* TASK TO COMPLETE
Quote the listing in full, exactly as given, minus any pictures.

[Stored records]
┄┄┄┄┄┄┄┄┄┄┄┄┄┄┄┄┄┄┄┄

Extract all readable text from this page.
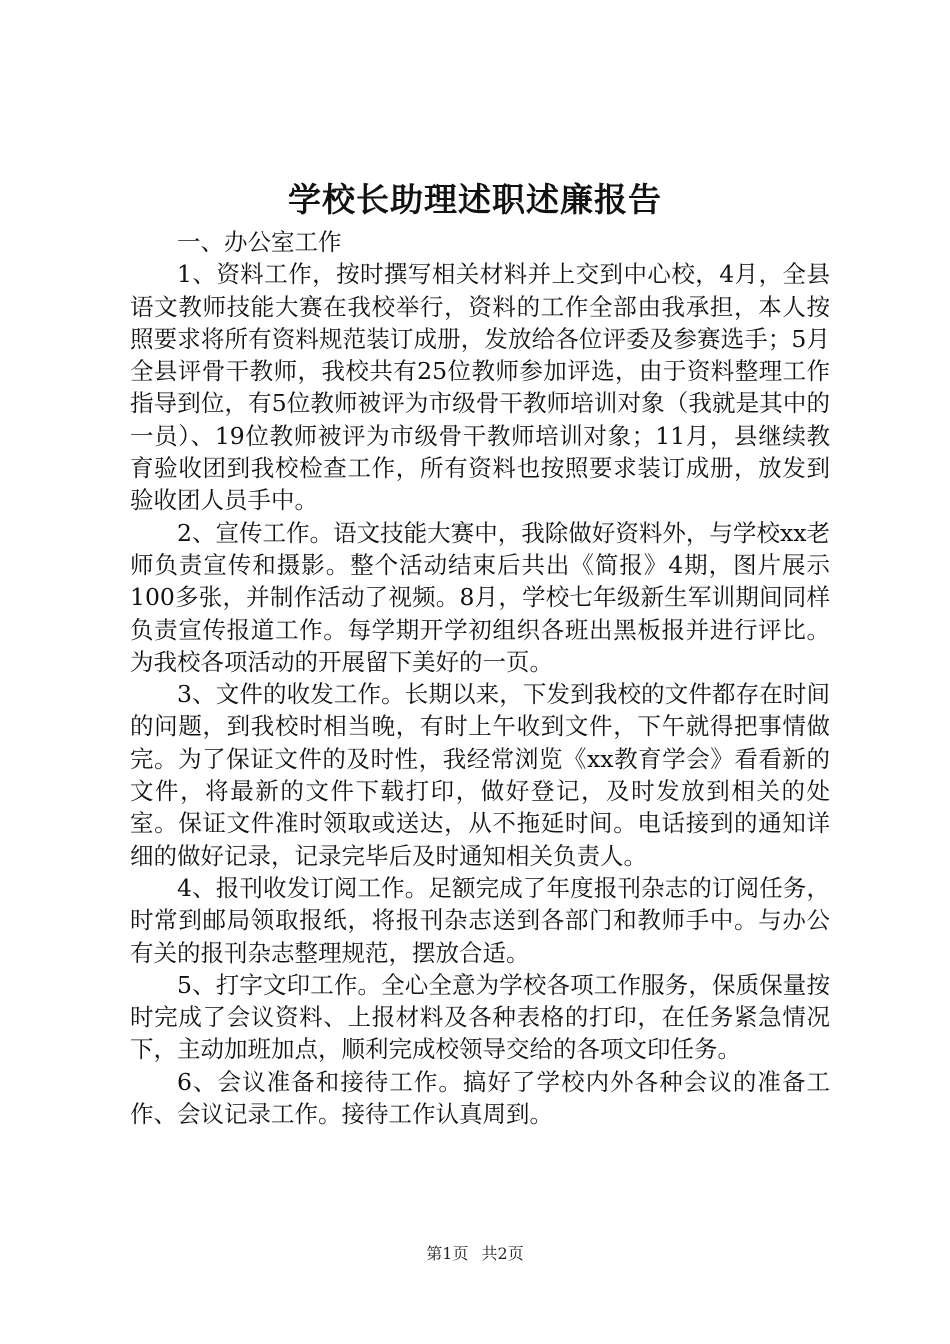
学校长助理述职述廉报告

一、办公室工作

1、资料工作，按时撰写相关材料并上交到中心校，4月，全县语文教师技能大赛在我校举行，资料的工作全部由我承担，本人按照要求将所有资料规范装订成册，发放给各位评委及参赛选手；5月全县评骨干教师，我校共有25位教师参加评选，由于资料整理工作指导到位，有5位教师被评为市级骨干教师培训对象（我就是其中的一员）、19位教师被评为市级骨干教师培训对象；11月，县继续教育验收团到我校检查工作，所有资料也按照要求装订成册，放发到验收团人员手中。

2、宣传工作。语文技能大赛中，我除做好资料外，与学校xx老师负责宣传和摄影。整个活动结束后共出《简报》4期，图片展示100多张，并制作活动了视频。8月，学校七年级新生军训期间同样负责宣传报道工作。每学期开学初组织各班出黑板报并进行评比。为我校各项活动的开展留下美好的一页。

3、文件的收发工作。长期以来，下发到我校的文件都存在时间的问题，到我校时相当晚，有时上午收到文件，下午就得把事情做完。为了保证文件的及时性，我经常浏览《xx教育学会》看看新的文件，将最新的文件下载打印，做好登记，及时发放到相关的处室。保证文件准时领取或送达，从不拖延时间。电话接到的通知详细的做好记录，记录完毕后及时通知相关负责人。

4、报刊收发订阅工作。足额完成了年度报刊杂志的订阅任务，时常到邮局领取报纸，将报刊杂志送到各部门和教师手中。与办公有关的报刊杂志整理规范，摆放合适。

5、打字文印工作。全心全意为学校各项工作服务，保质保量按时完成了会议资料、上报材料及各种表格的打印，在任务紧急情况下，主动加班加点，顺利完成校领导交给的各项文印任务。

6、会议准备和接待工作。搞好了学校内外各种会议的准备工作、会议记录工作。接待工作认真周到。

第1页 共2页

┄┄┄┄┄┄┄┄┄┄┄┄┄┄┄┄┄┄┄┄

* RESULT OF THIS EXERCISE
Extract all readable text from this page.
学校长助理述职述廉报告

一、办公室工作

1、资料工作，按时撰写相关材料并上交到中心校，4月，全县语文教师技能大赛在我校举行，资料的工作全部由我承担，本人按照要求将所有资料规范装订成册，发放给各位评委及参赛选手；5月全县评骨干教师，我校共有25位教师参加评选，由于资料整理工作指导到位，有5位教师被评为市级骨干教师培训对象（我就是其中的一员）、19位教师被评为市级骨干教师培训对象；11月，县继续教育验收团到我校检查工作，所有资料也按照要求装订成册，放发到验收团人员手中。

2、宣传工作。语文技能大赛中，我除做好资料外，与学校xx老师负责宣传和摄影。整个活动结束后共出《简报》4期，图片展示100多张，并制作活动了视频。8月，学校七年级新生军训期间同样负责宣传报道工作。每学期开学初组织各班出黑板报并进行评比。为我校各项活动的开展留下美好的一页。

3、文件的收发工作。长期以来，下发到我校的文件都存在时间的问题，到我校时相当晚，有时上午收到文件，下午就得把事情做完。为了保证文件的及时性，我经常浏览《xx教育学会》看看新的文件，将最新的文件下载打印，做好登记，及时发放到相关的处室。保证文件准时领取或送达，从不拖延时间。电话接到的通知详细的做好记录，记录完毕后及时通知相关负责人。

4、报刊收发订阅工作。足额完成了年度报刊杂志的订阅任务，时常到邮局领取报纸，将报刊杂志送到各部门和教师手中。与办公有关的报刊杂志整理规范，摆放合适。

5、打字文印工作。全心全意为学校各项工作服务，保质保量按时完成了会议资料、上报材料及各种表格的打印，在任务紧急情况下，主动加班加点，顺利完成校领导交给的各项文印任务。

6、会议准备和接待工作。搞好了学校内外各种会议的准备工作、会议记录工作。接待工作认真周到。

第1页 共2页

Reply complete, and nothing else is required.